# STATED PROBLEM
Collect every line in the listing below that contains the word "flange".

+++++

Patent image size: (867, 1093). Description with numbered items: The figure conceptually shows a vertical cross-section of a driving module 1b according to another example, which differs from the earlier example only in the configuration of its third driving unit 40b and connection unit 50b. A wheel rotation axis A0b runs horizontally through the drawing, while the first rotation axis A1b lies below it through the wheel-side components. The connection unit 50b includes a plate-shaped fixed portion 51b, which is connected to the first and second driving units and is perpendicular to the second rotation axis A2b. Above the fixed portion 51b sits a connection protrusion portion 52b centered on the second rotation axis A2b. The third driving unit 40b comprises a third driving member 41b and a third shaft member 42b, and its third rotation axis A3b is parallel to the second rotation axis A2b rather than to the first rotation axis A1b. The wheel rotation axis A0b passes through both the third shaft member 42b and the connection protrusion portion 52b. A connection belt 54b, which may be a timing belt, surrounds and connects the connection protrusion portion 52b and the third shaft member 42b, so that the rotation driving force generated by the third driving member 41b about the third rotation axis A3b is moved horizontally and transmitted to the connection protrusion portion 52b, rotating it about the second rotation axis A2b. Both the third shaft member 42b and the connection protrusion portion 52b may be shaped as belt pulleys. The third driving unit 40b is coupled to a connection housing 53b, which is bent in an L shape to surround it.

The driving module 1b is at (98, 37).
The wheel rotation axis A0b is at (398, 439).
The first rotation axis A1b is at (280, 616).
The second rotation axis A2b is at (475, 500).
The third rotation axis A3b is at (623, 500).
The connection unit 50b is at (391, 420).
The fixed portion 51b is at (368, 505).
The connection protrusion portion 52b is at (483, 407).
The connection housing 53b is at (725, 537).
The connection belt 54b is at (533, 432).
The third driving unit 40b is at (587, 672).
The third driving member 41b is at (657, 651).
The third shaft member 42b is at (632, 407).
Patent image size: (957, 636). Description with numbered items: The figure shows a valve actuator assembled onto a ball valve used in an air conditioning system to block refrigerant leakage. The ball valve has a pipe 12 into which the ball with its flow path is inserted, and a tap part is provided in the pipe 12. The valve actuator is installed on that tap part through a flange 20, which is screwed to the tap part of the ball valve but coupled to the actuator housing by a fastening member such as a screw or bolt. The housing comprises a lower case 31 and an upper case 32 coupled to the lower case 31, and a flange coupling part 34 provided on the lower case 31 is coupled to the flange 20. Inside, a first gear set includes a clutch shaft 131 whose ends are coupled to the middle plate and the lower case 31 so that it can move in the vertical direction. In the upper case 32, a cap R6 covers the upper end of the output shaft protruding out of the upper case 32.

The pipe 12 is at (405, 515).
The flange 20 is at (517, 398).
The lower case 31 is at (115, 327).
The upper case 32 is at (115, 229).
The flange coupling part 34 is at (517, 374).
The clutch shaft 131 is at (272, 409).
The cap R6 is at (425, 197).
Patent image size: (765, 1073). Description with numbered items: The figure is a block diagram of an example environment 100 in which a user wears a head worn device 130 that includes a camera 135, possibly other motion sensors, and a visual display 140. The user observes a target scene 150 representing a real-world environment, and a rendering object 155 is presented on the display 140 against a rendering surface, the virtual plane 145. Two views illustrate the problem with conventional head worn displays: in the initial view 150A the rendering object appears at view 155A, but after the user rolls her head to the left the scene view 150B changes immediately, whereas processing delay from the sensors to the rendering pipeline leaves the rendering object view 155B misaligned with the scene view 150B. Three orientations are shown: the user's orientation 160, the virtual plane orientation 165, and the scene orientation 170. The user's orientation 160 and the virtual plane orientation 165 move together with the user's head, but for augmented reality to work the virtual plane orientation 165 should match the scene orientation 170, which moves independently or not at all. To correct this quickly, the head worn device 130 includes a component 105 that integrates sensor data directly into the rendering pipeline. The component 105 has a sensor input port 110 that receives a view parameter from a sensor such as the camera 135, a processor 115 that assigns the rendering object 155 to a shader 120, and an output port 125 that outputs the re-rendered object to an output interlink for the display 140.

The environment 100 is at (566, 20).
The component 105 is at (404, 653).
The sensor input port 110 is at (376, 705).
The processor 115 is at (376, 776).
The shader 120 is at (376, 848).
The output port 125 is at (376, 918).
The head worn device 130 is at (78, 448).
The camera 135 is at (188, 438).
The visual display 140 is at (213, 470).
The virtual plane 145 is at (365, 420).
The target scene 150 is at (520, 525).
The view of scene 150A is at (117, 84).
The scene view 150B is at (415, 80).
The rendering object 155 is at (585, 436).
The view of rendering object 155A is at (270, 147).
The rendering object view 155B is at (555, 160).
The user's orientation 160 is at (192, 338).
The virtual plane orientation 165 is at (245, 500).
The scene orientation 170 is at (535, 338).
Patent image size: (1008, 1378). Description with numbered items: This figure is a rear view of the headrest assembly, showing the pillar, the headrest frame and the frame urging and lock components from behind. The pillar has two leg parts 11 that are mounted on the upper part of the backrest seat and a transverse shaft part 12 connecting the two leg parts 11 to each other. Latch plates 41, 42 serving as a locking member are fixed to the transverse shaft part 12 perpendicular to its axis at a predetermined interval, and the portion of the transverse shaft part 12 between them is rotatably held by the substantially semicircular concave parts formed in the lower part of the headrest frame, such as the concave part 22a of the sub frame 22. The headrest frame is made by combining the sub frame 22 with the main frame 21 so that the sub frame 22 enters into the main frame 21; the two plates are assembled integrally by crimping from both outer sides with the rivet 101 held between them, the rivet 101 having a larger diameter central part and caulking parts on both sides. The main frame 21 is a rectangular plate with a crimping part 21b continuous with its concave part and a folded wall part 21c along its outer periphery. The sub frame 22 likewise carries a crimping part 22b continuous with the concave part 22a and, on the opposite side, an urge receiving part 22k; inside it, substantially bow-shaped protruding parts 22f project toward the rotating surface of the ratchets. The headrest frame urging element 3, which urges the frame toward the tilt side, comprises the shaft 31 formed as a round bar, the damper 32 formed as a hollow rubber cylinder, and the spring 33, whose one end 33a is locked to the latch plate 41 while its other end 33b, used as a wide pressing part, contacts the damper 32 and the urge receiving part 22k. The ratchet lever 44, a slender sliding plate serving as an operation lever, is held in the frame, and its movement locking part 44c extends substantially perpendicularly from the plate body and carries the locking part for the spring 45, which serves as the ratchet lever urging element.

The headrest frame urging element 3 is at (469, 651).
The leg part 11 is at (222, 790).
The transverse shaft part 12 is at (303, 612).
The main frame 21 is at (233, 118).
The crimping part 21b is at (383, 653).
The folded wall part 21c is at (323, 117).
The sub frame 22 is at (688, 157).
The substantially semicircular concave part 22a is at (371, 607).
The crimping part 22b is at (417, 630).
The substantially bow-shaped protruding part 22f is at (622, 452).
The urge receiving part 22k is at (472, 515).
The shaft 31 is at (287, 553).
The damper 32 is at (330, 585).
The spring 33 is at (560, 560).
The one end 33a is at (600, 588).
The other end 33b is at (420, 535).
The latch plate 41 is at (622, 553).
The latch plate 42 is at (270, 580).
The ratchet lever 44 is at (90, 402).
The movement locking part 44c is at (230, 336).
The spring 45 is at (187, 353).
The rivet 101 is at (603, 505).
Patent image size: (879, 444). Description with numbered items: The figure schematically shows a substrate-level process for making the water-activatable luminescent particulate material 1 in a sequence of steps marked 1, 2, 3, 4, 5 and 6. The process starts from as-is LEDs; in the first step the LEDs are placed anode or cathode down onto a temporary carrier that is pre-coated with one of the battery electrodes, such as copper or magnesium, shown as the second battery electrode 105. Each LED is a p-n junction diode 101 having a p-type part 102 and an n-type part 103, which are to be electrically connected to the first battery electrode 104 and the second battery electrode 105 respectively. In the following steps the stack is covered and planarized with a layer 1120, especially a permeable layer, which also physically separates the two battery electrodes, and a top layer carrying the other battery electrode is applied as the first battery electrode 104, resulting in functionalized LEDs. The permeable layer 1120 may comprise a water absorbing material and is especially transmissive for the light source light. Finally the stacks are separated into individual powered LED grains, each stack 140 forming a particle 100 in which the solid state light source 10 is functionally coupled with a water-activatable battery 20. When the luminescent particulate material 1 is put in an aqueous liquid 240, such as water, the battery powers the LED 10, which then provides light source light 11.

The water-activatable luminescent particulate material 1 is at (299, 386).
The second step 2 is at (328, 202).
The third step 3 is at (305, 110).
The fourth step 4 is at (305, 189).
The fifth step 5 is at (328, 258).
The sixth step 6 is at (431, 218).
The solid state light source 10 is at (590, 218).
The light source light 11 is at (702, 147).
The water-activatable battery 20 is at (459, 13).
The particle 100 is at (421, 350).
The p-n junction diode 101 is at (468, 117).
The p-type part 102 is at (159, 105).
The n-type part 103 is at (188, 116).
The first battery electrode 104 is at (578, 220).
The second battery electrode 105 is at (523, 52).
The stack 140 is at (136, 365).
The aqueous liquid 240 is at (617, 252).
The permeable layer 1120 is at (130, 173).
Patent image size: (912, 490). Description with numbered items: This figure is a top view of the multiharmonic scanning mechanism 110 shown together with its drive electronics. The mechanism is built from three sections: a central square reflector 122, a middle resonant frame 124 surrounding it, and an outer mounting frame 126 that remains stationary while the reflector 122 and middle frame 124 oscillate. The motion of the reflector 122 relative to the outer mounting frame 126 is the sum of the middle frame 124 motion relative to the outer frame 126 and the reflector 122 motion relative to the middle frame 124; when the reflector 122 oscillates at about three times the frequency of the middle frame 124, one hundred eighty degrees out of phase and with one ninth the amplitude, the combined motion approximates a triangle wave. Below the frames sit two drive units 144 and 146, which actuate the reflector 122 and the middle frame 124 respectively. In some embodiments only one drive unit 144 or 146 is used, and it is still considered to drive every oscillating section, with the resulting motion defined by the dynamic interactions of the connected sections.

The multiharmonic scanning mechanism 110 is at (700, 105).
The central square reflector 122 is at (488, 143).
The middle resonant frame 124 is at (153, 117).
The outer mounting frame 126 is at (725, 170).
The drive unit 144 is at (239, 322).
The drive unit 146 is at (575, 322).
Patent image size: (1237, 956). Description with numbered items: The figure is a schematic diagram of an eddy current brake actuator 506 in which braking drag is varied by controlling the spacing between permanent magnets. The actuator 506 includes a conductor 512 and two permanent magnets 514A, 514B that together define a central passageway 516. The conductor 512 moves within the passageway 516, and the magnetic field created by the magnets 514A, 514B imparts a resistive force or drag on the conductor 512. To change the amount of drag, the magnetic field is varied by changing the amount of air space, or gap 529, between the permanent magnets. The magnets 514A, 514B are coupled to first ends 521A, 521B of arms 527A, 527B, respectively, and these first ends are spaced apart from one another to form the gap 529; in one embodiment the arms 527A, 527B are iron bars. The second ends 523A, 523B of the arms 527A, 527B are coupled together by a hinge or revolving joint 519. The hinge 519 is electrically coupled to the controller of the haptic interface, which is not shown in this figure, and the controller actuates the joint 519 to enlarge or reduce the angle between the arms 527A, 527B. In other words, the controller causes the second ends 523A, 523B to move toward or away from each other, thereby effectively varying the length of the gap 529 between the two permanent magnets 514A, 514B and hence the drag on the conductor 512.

+++++

# TASK ANSWER
Patent image size: (957, 636). Description with numbered items: The figure shows a valve actuator assembled onto a ball valve used in an air conditioning system to block refrigerant leakage. The ball valve has a pipe 12 into which the ball with its flow path is inserted, and a tap part is provided in the pipe 12. The valve actuator is installed on that tap part through a flange 20, which is screwed to the tap part of the ball valve but coupled to the actuator housing by a fastening member such as a screw or bolt. The housing comprises a lower case 31 and an upper case 32 coupled to the lower case 31, and a flange coupling part 34 provided on the lower case 31 is coupled to the flange 20. Inside, a first gear set includes a clutch shaft 131 whose ends are coupled to the middle plate and the lower case 31 so that it can move in the vertical direction. In the upper case 32, a cap R6 covers the upper end of the output shaft protruding out of the upper case 32.
The flange 20 is at (517, 398).
The flange coupling part 34 is at (517, 374).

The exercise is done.